GIVEN PROBLEM:
Print all of the data exactly as written.

+---+

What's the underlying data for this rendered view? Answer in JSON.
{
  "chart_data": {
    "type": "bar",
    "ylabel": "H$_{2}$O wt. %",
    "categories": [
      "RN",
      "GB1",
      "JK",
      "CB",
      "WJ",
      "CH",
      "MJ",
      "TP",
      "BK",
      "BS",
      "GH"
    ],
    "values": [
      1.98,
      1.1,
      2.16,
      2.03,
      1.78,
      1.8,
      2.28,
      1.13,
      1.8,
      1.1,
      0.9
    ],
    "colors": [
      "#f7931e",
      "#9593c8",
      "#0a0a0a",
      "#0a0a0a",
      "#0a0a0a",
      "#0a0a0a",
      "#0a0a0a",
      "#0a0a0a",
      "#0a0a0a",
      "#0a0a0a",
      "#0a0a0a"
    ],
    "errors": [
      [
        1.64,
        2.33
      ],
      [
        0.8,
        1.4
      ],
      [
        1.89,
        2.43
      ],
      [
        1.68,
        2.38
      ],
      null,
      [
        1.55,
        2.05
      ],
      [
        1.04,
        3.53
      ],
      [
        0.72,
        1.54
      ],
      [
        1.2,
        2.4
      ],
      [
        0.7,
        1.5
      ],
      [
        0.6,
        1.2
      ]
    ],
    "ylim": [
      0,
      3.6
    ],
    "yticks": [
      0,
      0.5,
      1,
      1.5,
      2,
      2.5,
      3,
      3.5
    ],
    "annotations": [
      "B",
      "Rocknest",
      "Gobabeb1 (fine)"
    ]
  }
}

+---+

ANSWER TO THE TASK:
What's the underlying data for this rendered view? Answer in JSON.
{
  "chart_data": {
    "type": "bar",
    "ylabel": "H$_{2}$O wt. %",
    "categories": [
      "RN",
      "GB1",
      "JK",
      "CB",
      "WJ",
      "CH",
      "MJ",
      "TP",
      "BK",
      "BS",
      "GH"
    ],
    "values": [
      1.98,
      1.1,
      2.16,
      2.03,
      1.78,
      1.8,
      2.28,
      1.13,
      1.8,
      1.1,
      0.9
    ],
    "colors": [
      "#f7931e",
      "#9593c8",
      "#0a0a0a",
      "#0a0a0a",
      "#0a0a0a",
      "#0a0a0a",
      "#0a0a0a",
      "#0a0a0a",
      "#0a0a0a",
      "#0a0a0a",
      "#0a0a0a"
    ],
    "errors": [
      [
        1.64,
        2.33
      ],
      [
        0.8,
        1.4
      ],
      [
        1.89,
        2.43
      ],
      [
        1.68,
        2.38
      ],
      null,
      [
        1.55,
        2.05
      ],
      [
        1.04,
        3.53
      ],
      [
        0.72,
        1.54
      ],
      [
        1.2,
        2.4
      ],
      [
        0.7,
        1.5
      ],
      [
        0.6,
        1.2
      ]
    ],
    "ylim": [
      0,
      3.6
    ],
    "yticks": [
      0,
      0.5,
      1,
      1.5,
      2,
      2.5,
      3,
      3.5
    ],
    "annotations": [
      "B",
      "Rocknest",
      "Gobabeb1 (fine)"
    ]
  }
}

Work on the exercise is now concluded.